What needs to be done
Some lines of these records may hold the word "valued"; state how many, using only the number.

Records shown
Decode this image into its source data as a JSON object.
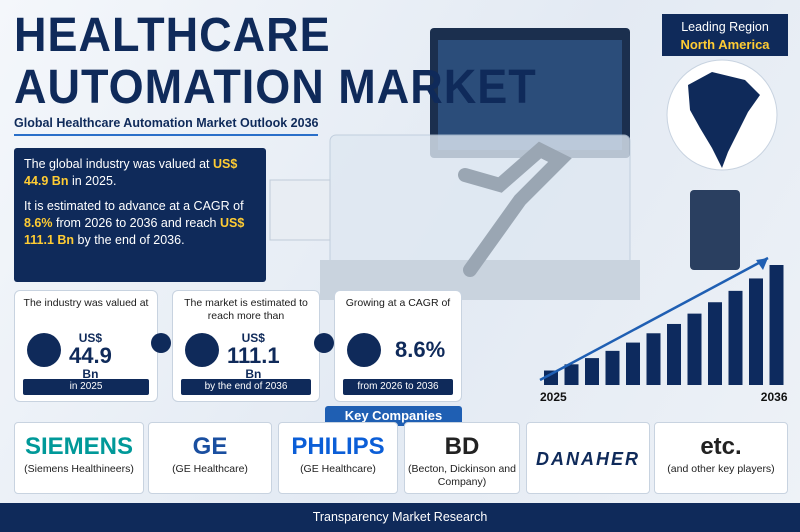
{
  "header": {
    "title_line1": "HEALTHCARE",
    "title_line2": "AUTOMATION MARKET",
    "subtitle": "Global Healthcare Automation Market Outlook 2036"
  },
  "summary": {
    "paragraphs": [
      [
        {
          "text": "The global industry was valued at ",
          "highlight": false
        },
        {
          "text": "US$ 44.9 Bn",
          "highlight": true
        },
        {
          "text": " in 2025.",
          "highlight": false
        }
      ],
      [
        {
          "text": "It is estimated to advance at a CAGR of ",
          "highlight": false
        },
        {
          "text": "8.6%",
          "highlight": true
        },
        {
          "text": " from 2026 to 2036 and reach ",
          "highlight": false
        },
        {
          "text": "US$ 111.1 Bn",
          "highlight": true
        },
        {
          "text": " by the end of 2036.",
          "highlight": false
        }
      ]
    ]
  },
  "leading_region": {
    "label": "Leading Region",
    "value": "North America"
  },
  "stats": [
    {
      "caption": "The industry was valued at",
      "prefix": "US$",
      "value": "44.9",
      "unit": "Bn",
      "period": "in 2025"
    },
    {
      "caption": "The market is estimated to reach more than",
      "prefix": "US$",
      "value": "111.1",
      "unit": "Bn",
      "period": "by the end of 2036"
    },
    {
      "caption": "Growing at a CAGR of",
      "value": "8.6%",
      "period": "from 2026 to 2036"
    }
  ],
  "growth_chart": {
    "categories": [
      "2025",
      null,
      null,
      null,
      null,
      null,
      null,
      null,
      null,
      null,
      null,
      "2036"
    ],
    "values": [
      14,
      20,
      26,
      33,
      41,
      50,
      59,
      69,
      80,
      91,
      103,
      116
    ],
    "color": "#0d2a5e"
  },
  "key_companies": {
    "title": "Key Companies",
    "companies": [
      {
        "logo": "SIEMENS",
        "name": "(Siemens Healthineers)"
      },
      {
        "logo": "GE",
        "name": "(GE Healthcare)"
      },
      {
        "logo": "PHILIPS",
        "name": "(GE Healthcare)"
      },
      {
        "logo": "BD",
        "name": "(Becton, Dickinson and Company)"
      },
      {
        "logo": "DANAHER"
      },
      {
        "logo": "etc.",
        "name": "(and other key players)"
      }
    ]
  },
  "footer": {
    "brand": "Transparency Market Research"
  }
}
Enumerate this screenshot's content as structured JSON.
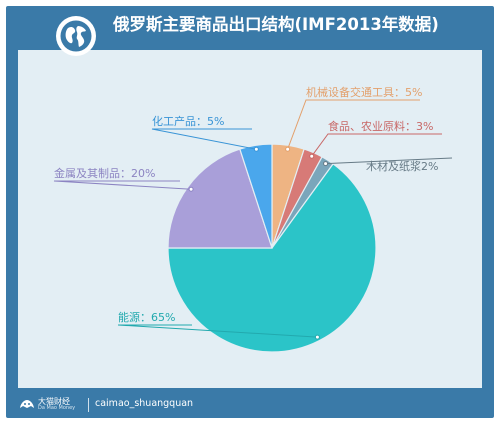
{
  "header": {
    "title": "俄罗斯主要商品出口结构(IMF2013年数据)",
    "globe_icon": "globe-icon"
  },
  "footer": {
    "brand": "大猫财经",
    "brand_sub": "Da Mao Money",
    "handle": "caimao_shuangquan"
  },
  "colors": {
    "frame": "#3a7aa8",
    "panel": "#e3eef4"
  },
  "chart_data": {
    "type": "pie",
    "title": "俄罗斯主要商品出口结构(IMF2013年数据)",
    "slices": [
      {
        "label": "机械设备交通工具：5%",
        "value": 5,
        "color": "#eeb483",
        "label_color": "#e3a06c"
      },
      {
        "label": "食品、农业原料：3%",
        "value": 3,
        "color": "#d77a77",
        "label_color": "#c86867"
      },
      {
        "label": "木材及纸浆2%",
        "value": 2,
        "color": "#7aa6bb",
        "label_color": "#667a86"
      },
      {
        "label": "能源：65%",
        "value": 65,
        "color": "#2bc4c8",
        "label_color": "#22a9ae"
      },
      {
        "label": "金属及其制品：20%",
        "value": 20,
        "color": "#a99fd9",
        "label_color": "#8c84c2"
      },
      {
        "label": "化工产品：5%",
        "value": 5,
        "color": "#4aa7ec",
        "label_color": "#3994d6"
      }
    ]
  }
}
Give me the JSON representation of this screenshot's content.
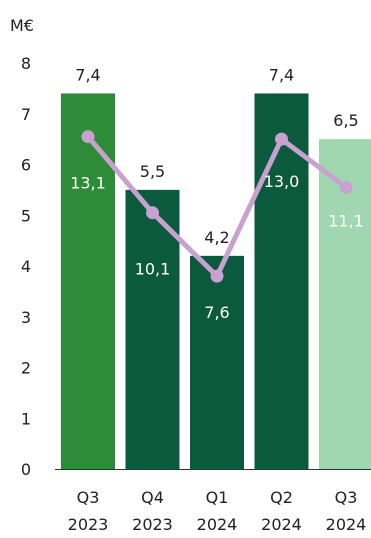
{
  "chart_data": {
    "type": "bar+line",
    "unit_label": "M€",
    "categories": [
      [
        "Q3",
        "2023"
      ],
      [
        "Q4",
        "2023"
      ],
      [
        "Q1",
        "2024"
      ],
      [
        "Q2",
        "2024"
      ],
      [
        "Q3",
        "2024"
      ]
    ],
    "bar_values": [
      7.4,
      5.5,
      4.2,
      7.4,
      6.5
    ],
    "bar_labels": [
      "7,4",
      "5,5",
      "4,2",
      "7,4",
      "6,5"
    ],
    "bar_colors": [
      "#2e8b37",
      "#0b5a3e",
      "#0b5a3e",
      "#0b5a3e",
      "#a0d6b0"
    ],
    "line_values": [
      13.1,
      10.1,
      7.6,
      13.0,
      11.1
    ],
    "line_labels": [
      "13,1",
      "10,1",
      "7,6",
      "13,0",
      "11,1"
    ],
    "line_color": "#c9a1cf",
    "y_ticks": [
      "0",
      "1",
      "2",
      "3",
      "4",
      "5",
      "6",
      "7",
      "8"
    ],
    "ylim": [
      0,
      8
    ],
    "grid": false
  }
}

Solution for this exercise
2